▸ **WORK ITEM A**: In the passage about anomalous experiences, how big was the metallic sphere seen on the office terrace?
▸ **WORK ITEM B**: Write out the passage about anomalous experiences word for word from "In light of" to "(SILVA;  MARTINS, 2022).".
▸ **WORK ITEM C**: Continue the passage about anomalous experiences from its last sentence.

▸ **PASSAGE FOR REVIEW**:
********************

Many years later, I would spot a color-changing metallic sphere on the terrace of my office in São Paulo. I went up to the terrace with a ten-year-old patient of mine to play with water and paint in a suitable place. When we got there, we immediately saw this basketball-sized sphere sitting in the open space between our building and the next. We could see it in detail, and I even managed to interact with it by shouting and waving my arms. It responded by changing color and zigzagging in the air. But unfortunately, the patient became distressed, and I had to interrupt the experiment. At the end of the session, back in the office, he told his mother, who in turn didn’t believe it was a UFO. Given this, I thought it best not to pursue the matter further, as there wasn’t enough emotional or cognitive space for it (ROIZMAN,2025).

In light of these events, I began to develop a connection between psychoanalysis and anomalous experiences through interviews and field research, emphasizing the field of ufology. I focused on Serra da Beleza (RJ) and, more specifically, the PETAR (Alto Ribeira State Tourist Park) region. In these places, I held early morning vigils in the woods and collected extraordinary accounts involving intelligently moving lights, humanoid beings, anomalous healings, abductions, and other situations involving parapsychological experiences (SILVA;  MARTINS, 2022).

********************

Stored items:
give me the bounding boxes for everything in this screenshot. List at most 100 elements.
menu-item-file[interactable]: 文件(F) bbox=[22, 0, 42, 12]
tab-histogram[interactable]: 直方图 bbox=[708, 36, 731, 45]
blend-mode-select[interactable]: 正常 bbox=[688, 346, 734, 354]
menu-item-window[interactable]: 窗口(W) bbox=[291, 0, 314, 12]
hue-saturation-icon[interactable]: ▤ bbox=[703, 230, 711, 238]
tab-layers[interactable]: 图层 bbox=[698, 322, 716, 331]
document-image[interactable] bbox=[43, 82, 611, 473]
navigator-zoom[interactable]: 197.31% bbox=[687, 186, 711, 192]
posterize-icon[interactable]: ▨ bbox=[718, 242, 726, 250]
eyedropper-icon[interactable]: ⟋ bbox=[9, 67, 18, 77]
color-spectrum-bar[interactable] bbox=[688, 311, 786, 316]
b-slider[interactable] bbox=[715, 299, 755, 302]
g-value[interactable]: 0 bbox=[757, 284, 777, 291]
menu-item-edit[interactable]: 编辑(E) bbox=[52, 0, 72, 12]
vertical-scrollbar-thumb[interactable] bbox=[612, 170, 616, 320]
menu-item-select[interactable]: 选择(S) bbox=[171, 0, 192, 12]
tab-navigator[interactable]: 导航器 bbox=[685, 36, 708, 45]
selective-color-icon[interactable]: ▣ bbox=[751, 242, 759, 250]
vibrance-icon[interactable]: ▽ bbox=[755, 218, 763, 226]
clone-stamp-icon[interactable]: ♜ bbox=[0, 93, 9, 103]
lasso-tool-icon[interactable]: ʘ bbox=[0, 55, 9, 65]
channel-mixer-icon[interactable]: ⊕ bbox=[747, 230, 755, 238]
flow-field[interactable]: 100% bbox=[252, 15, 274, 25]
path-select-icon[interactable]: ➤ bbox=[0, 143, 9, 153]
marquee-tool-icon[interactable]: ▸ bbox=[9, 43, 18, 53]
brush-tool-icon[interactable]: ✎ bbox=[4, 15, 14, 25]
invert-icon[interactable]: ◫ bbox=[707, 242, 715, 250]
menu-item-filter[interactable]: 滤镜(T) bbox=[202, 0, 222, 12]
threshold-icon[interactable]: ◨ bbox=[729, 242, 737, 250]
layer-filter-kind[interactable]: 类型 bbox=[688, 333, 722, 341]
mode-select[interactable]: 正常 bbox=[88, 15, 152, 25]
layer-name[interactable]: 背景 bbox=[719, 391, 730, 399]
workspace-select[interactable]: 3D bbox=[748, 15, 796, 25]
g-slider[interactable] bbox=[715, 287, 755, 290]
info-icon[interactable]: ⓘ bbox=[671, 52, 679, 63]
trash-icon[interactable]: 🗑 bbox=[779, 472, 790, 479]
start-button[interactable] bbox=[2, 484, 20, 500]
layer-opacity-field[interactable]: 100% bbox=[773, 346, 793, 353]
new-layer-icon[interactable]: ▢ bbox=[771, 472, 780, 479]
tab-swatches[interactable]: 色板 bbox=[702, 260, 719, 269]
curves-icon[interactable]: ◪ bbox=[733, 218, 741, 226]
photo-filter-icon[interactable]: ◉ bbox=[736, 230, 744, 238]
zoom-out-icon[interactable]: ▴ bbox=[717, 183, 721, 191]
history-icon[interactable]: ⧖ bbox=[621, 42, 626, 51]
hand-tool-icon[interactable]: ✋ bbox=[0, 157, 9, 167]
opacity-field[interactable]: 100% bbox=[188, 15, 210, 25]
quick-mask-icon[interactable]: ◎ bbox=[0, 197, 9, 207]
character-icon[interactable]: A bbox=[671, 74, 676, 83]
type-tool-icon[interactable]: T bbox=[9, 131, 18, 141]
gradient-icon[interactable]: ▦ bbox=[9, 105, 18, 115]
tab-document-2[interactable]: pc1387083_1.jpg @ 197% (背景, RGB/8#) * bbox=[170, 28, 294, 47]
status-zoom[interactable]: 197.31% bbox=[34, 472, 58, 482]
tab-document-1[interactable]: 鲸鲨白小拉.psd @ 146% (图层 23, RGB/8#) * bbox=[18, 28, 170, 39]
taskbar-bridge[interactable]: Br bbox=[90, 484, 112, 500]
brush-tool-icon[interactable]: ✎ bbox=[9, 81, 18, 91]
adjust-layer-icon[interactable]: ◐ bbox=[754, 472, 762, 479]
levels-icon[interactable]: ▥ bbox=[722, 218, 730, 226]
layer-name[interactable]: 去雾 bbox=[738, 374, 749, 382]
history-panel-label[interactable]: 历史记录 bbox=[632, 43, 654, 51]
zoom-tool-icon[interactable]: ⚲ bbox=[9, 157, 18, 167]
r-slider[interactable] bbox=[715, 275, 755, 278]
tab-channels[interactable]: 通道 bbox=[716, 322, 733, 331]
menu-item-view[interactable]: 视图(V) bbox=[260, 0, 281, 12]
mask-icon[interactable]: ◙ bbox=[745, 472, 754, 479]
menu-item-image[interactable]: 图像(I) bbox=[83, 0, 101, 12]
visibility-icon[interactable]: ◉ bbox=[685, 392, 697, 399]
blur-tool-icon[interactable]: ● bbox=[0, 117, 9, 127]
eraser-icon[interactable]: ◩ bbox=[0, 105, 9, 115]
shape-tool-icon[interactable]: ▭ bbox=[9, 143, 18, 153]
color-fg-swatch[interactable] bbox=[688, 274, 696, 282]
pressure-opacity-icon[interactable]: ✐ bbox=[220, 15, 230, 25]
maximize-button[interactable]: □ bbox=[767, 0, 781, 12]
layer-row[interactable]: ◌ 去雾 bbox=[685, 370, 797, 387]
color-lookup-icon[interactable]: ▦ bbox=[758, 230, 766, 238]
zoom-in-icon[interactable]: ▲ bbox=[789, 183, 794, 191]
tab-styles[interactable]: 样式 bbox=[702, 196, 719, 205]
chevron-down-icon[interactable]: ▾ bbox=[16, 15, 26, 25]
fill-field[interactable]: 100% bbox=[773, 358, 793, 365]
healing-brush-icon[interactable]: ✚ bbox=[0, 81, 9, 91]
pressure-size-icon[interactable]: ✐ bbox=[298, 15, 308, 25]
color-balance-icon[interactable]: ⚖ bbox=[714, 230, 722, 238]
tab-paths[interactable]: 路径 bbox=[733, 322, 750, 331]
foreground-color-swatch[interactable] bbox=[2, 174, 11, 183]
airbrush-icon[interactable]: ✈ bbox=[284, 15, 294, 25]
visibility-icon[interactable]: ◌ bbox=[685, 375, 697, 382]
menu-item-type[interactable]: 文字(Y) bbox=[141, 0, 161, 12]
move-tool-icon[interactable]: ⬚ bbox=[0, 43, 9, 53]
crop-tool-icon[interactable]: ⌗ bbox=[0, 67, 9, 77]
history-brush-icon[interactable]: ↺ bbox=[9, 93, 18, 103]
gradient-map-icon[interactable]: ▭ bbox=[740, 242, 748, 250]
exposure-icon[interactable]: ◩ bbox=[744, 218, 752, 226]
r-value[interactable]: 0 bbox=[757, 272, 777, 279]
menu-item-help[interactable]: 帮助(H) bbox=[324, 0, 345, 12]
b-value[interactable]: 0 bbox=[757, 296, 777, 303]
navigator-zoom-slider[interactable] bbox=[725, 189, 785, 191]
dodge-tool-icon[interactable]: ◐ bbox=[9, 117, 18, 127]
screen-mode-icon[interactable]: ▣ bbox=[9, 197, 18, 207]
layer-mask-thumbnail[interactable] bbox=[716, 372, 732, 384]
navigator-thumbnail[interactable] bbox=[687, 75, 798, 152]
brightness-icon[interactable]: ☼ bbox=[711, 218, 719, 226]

********************

▸ **WRITTEN REPLY A**: It was basketball-sized.

▸ **WRITTEN REPLY B**:
In light of these events, I began to develop a connection between psychoanalysis and anomalous experiences through interviews and field research, emphasizing the field of ufology. I focused on Serra da Beleza (RJ) and, more specifically, the PETAR (Alto Ribeira State Tourist Park) region. In these places, I held early morning vigils in the woods and collected extraordinary accounts involving intelligently moving lights, humanoid beings, anomalous healings, abductions, and other situations involving parapsychological experiences (SILVA;  MARTINS, 2022).

▸ **WRITTEN REPLY C**:
Through this fieldwork, I realized that psychoanalysis, in conjunction with ufology and parapsychology/anomalistic psychology, can yield positive results in the search for truth and in welcoming people who often share phenomena that are common in certain locations. There is a kind of local UFO culture with its own case series, so the anthropological dimension of these regions is closely linked to scientific anomalies.

In this sense, I can summarize my work with patients, my online interviews, and my field research as follows:

1) Anomalous experiences are very common and should not be subject to diagnosis, which does not mean they cannot be related to psychopathologies depending on the case. They can be entirely unique or shared (especially UFO-related experiences, but also telepathic experiences and poltergeist phenomena) (AUERBACH, 2004).

2) Their learning and wisdom in the face of mystery are very expressive. They teach us how to produce science, deal with our fears, and navigate the strange within and outside ourselves.

3) They often inspire us to connect with the sacred and the transcendent, as they make us question the purpose and origin of life, as well as human relationships with the world and nature (TART, 2013).

4) They open the doors for us to rethink reality from an ontological point of view as they point to the existence of parallel dimensions, immortality of consciousness, non-materialistic aspects of life, as well as intelligent life outside of Earth and beyond (MOREIRA-ALMEIDA; COSTA; COELHO, 2022).

 

References:

AUERBACH, L. Hauntings and poltergeists: a ghost hunther’s guide, Ronin publishing, California, 2004.

CARDEÑA, E. LYNN, S, J. KRIPPNER S. Variedades da experiência anômala: análise de evidências científicas, Atheneu, São Paulo, 2013.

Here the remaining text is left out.